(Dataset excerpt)

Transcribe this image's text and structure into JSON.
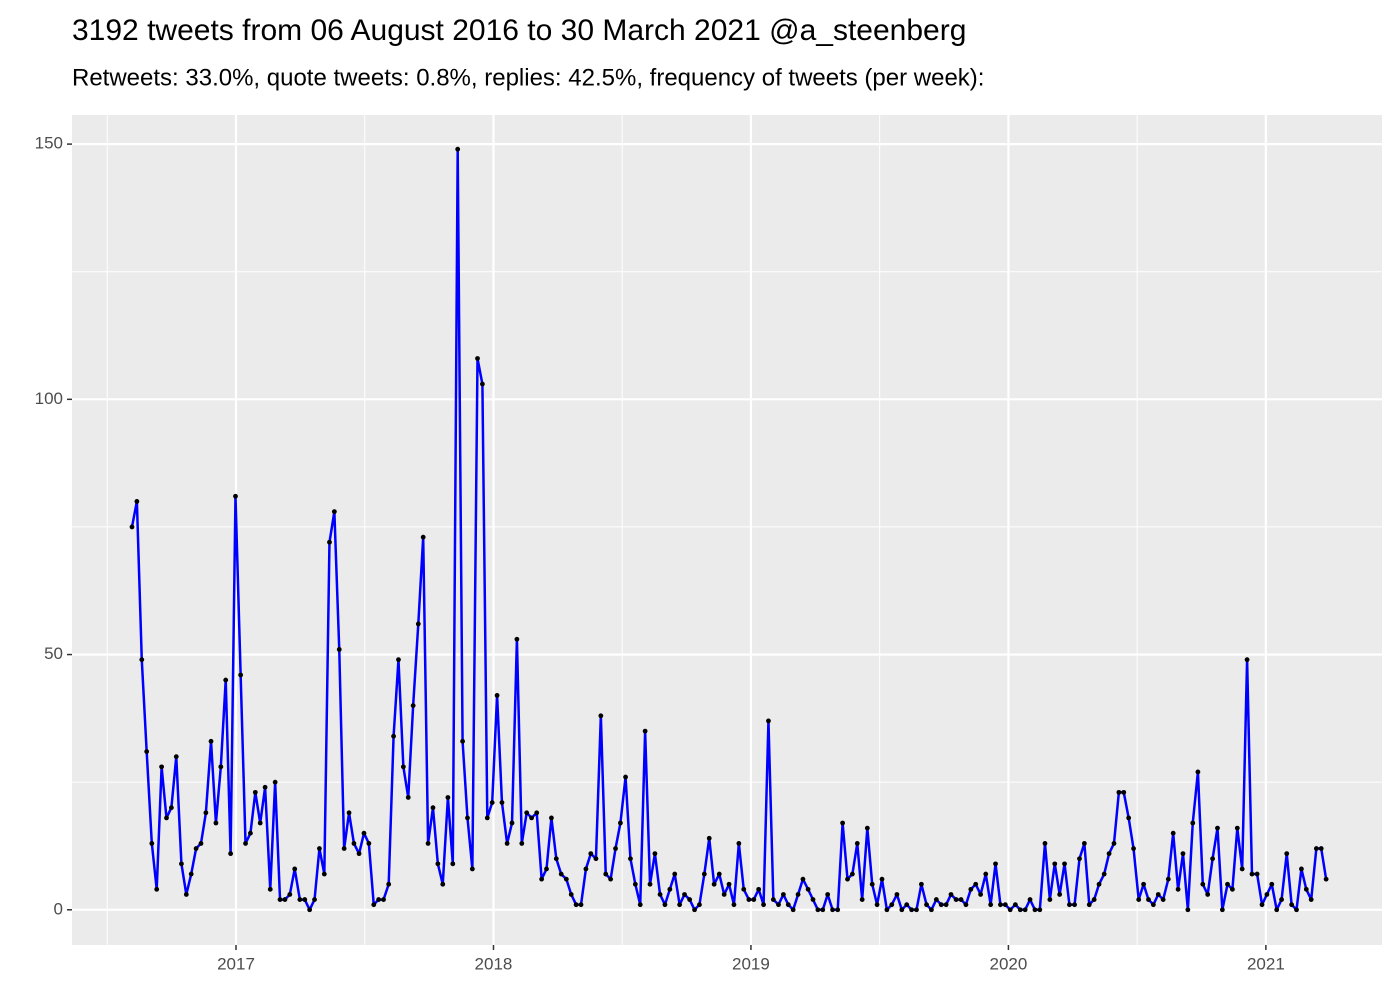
{
  "chart_data": {
    "type": "line",
    "title": "3192 tweets from 06 August 2016 to 30 March 2021 @a_steenberg",
    "subtitle": "Retweets: 33.0%, quote tweets: 0.8%, replies: 42.5%, frequency of tweets (per week):",
    "color": "#0000ff",
    "point_color": "#000000",
    "grid": true,
    "xlim": [
      2016.363,
      2021.451
    ],
    "xticks": [
      2017,
      2018,
      2019,
      2020,
      2021
    ],
    "ylim": [
      -6.9,
      155.7
    ],
    "yticks": [
      0,
      50,
      100,
      150
    ],
    "x": [
      2016.596,
      2016.615,
      2016.634,
      2016.653,
      2016.673,
      2016.692,
      2016.711,
      2016.73,
      2016.749,
      2016.768,
      2016.788,
      2016.807,
      2016.826,
      2016.845,
      2016.864,
      2016.883,
      2016.903,
      2016.922,
      2016.941,
      2016.96,
      2016.979,
      2016.998,
      2017.018,
      2017.037,
      2017.056,
      2017.075,
      2017.094,
      2017.113,
      2017.133,
      2017.152,
      2017.171,
      2017.19,
      2017.209,
      2017.228,
      2017.248,
      2017.267,
      2017.286,
      2017.305,
      2017.324,
      2017.343,
      2017.363,
      2017.382,
      2017.401,
      2017.42,
      2017.439,
      2017.458,
      2017.478,
      2017.497,
      2017.516,
      2017.535,
      2017.554,
      2017.573,
      2017.593,
      2017.612,
      2017.631,
      2017.65,
      2017.669,
      2017.688,
      2017.708,
      2017.727,
      2017.746,
      2017.765,
      2017.784,
      2017.803,
      2017.823,
      2017.842,
      2017.861,
      2017.88,
      2017.899,
      2017.918,
      2017.938,
      2017.957,
      2017.976,
      2017.995,
      2018.014,
      2018.033,
      2018.053,
      2018.072,
      2018.091,
      2018.11,
      2018.129,
      2018.148,
      2018.168,
      2018.187,
      2018.206,
      2018.225,
      2018.244,
      2018.263,
      2018.283,
      2018.302,
      2018.321,
      2018.34,
      2018.359,
      2018.378,
      2018.398,
      2018.417,
      2018.436,
      2018.455,
      2018.474,
      2018.493,
      2018.513,
      2018.532,
      2018.551,
      2018.57,
      2018.589,
      2018.608,
      2018.627,
      2018.647,
      2018.666,
      2018.685,
      2018.704,
      2018.723,
      2018.742,
      2018.762,
      2018.781,
      2018.8,
      2018.819,
      2018.838,
      2018.857,
      2018.877,
      2018.896,
      2018.915,
      2018.934,
      2018.953,
      2018.972,
      2018.992,
      2019.011,
      2019.03,
      2019.049,
      2019.068,
      2019.087,
      2019.107,
      2019.126,
      2019.145,
      2019.164,
      2019.183,
      2019.202,
      2019.222,
      2019.241,
      2019.26,
      2019.279,
      2019.298,
      2019.317,
      2019.337,
      2019.356,
      2019.375,
      2019.394,
      2019.413,
      2019.432,
      2019.452,
      2019.471,
      2019.49,
      2019.509,
      2019.528,
      2019.547,
      2019.567,
      2019.586,
      2019.605,
      2019.624,
      2019.643,
      2019.662,
      2019.682,
      2019.701,
      2019.72,
      2019.739,
      2019.758,
      2019.777,
      2019.797,
      2019.816,
      2019.835,
      2019.854,
      2019.873,
      2019.892,
      2019.912,
      2019.931,
      2019.95,
      2019.969,
      2019.988,
      2020.007,
      2020.027,
      2020.046,
      2020.065,
      2020.084,
      2020.103,
      2020.122,
      2020.142,
      2020.161,
      2020.18,
      2020.199,
      2020.218,
      2020.237,
      2020.257,
      2020.276,
      2020.295,
      2020.314,
      2020.333,
      2020.352,
      2020.372,
      2020.391,
      2020.41,
      2020.429,
      2020.448,
      2020.467,
      2020.486,
      2020.506,
      2020.525,
      2020.544,
      2020.563,
      2020.582,
      2020.601,
      2020.621,
      2020.64,
      2020.659,
      2020.678,
      2020.697,
      2020.716,
      2020.736,
      2020.755,
      2020.774,
      2020.793,
      2020.812,
      2020.831,
      2020.851,
      2020.87,
      2020.889,
      2020.908,
      2020.927,
      2020.946,
      2020.966,
      2020.985,
      2021.004,
      2021.023,
      2021.042,
      2021.061,
      2021.081,
      2021.1,
      2021.119,
      2021.138,
      2021.157,
      2021.176,
      2021.196,
      2021.215,
      2021.234
    ],
    "values": [
      75,
      80,
      49,
      31,
      13,
      4,
      28,
      18,
      20,
      30,
      9,
      3,
      7,
      12,
      13,
      19,
      33,
      17,
      28,
      45,
      11,
      81,
      46,
      13,
      15,
      23,
      17,
      24,
      4,
      25,
      2,
      2,
      3,
      8,
      2,
      2,
      0,
      2,
      12,
      7,
      72,
      78,
      51,
      12,
      19,
      13,
      11,
      15,
      13,
      1,
      2,
      2,
      5,
      34,
      49,
      28,
      22,
      40,
      56,
      73,
      13,
      20,
      9,
      5,
      22,
      9,
      149,
      33,
      18,
      8,
      108,
      103,
      18,
      21,
      42,
      21,
      13,
      17,
      53,
      13,
      19,
      18,
      19,
      6,
      8,
      18,
      10,
      7,
      6,
      3,
      1,
      1,
      8,
      11,
      10,
      38,
      7,
      6,
      12,
      17,
      26,
      10,
      5,
      1,
      35,
      5,
      11,
      3,
      1,
      4,
      7,
      1,
      3,
      2,
      0,
      1,
      7,
      14,
      5,
      7,
      3,
      5,
      1,
      13,
      4,
      2,
      2,
      4,
      1,
      37,
      2,
      1,
      3,
      1,
      0,
      3,
      6,
      4,
      2,
      0,
      0,
      3,
      0,
      0,
      17,
      6,
      7,
      13,
      2,
      16,
      5,
      1,
      6,
      0,
      1,
      3,
      0,
      1,
      0,
      0,
      5,
      1,
      0,
      2,
      1,
      1,
      3,
      2,
      2,
      1,
      4,
      5,
      3,
      7,
      1,
      9,
      1,
      1,
      0,
      1,
      0,
      0,
      2,
      0,
      0,
      13,
      2,
      9,
      3,
      9,
      1,
      1,
      10,
      13,
      1,
      2,
      5,
      7,
      11,
      13,
      23,
      23,
      18,
      12,
      2,
      5,
      2,
      1,
      3,
      2,
      6,
      15,
      4,
      11,
      0,
      17,
      27,
      5,
      3,
      10,
      16,
      0,
      5,
      4,
      16,
      8,
      49,
      7,
      7,
      1,
      3,
      5,
      0,
      2,
      11,
      1,
      0,
      8,
      4,
      2,
      12,
      12,
      6
    ]
  }
}
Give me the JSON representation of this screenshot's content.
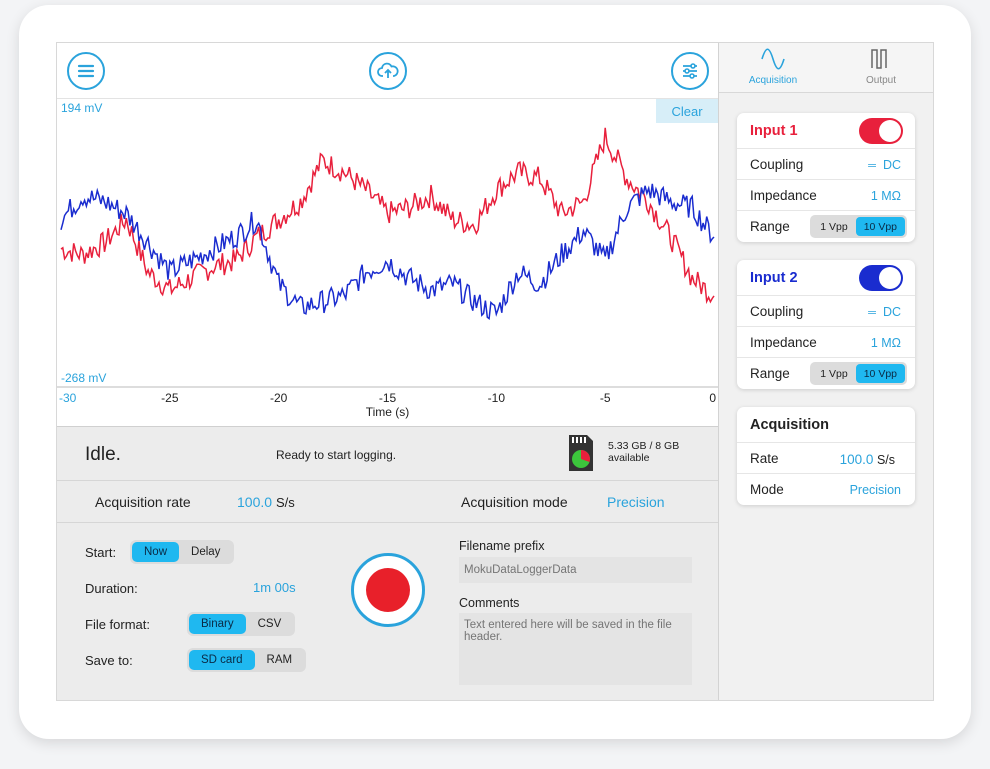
{
  "colors": {
    "accent": "#2aa3dc",
    "input1": "#e8203c",
    "input2": "#1a2ccf",
    "record": "#e8202a"
  },
  "toolbar": {
    "menu_icon": "menu-icon",
    "upload_icon": "cloud-upload-icon",
    "settings_icon": "sliders-icon",
    "clear_label": "Clear"
  },
  "chart_data": {
    "type": "line",
    "title": "",
    "xlabel": "Time (s)",
    "ylabel": "",
    "xlim": [
      -30,
      0
    ],
    "ylim_labels": {
      "top": "194 mV",
      "bottom": "-268 mV"
    },
    "x_ticks": [
      "-30",
      "-25",
      "-20",
      "-15",
      "-10",
      "-5",
      "0"
    ],
    "series": [
      {
        "color": "#e8203c",
        "x": [
          -30,
          -29,
          -28,
          -27,
          -26,
          -25,
          -24,
          -23,
          -22,
          -21,
          -20,
          -19,
          -18,
          -17,
          -16,
          -15,
          -14,
          -13,
          -12,
          -11,
          -10,
          -9,
          -8,
          -7,
          -6,
          -5,
          -4,
          -3,
          -2,
          -1,
          0
        ],
        "y": [
          -40,
          -50,
          -30,
          10,
          -80,
          -110,
          -90,
          -70,
          -60,
          -20,
          10,
          40,
          110,
          90,
          60,
          20,
          30,
          50,
          10,
          0,
          60,
          90,
          80,
          20,
          40,
          150,
          80,
          40,
          -20,
          -90,
          -120
        ]
      },
      {
        "color": "#1a2ccf",
        "x": [
          -30,
          -29,
          -28,
          -27,
          -26,
          -25,
          -24,
          -23,
          -22,
          -21,
          -20,
          -19,
          -18,
          -17,
          -16,
          -15,
          -14,
          -13,
          -12,
          -11,
          -10,
          -9,
          -8,
          -7,
          -6,
          -5,
          -4,
          -3,
          -2,
          -1,
          0
        ],
        "y": [
          10,
          50,
          40,
          20,
          -30,
          -80,
          -60,
          -40,
          -20,
          10,
          -100,
          -140,
          -130,
          -120,
          -80,
          -60,
          -90,
          -110,
          -100,
          -130,
          -150,
          -80,
          -100,
          -50,
          -10,
          -60,
          30,
          60,
          40,
          30,
          -20
        ]
      }
    ]
  },
  "status": {
    "state": "Idle.",
    "message": "Ready to start logging.",
    "storage_line1": "5.33 GB / 8 GB",
    "storage_line2": "available",
    "sd_icon": "sd-card-icon"
  },
  "acquisition_row": {
    "rate_label": "Acquisition rate",
    "rate_value": "100.0",
    "rate_unit": "S/s",
    "mode_label": "Acquisition mode",
    "mode_value": "Precision"
  },
  "settings": {
    "start_label": "Start:",
    "start_options": [
      "Now",
      "Delay"
    ],
    "start_selected": "Now",
    "duration_label": "Duration:",
    "duration_value": "1m 00s",
    "format_label": "File format:",
    "format_options": [
      "Binary",
      "CSV"
    ],
    "format_selected": "Binary",
    "save_label": "Save to:",
    "save_options": [
      "SD card",
      "RAM"
    ],
    "save_selected": "SD card",
    "record_icon": "record-icon"
  },
  "filename": {
    "label": "Filename prefix",
    "placeholder": "MokuDataLoggerData"
  },
  "comments": {
    "label": "Comments",
    "placeholder": "Text entered here will be saved in the file header."
  },
  "sidebar": {
    "tabs": [
      {
        "label": "Acquisition",
        "icon": "sine-wave-icon",
        "active": true
      },
      {
        "label": "Output",
        "icon": "square-wave-icon",
        "active": false
      }
    ],
    "input1": {
      "title": "Input 1",
      "enabled": true,
      "coupling_label": "Coupling",
      "coupling_value": "DC",
      "impedance_label": "Impedance",
      "impedance_value": "1 MΩ",
      "range_label": "Range",
      "range_options": [
        "1 Vpp",
        "10 Vpp"
      ],
      "range_selected": "10 Vpp"
    },
    "input2": {
      "title": "Input 2",
      "enabled": true,
      "coupling_label": "Coupling",
      "coupling_value": "DC",
      "impedance_label": "Impedance",
      "impedance_value": "1 MΩ",
      "range_label": "Range",
      "range_options": [
        "1 Vpp",
        "10 Vpp"
      ],
      "range_selected": "10 Vpp"
    },
    "acquisition": {
      "title": "Acquisition",
      "rate_label": "Rate",
      "rate_value": "100.0",
      "rate_unit": "S/s",
      "mode_label": "Mode",
      "mode_value": "Precision"
    }
  }
}
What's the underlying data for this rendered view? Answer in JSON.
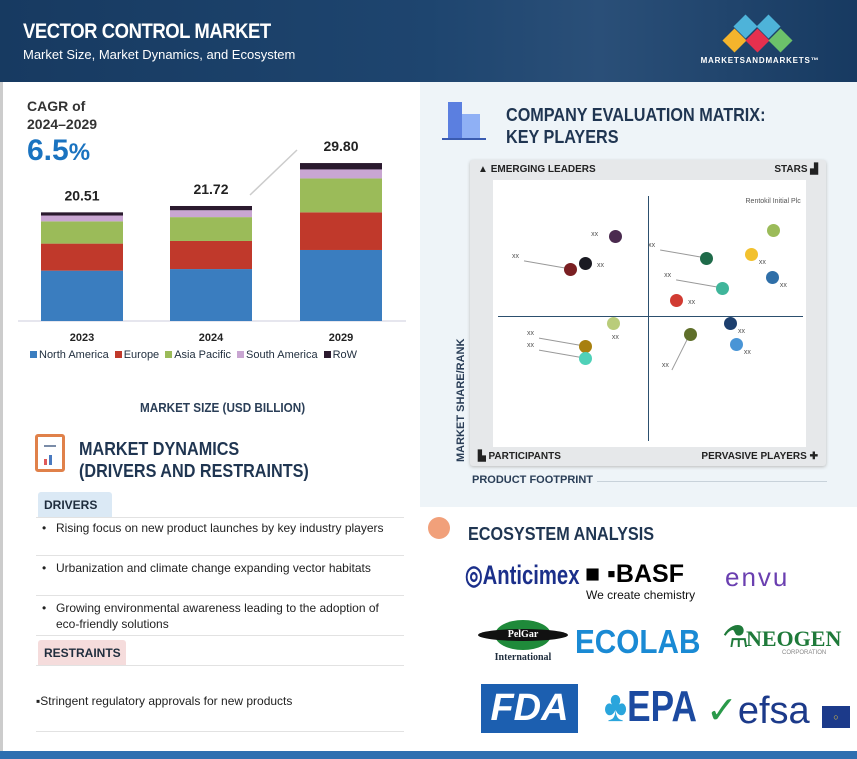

**Task prompt:** Reply with only the number of lines in the material above where the string "JSON" appears.

**Completed exercise:** 3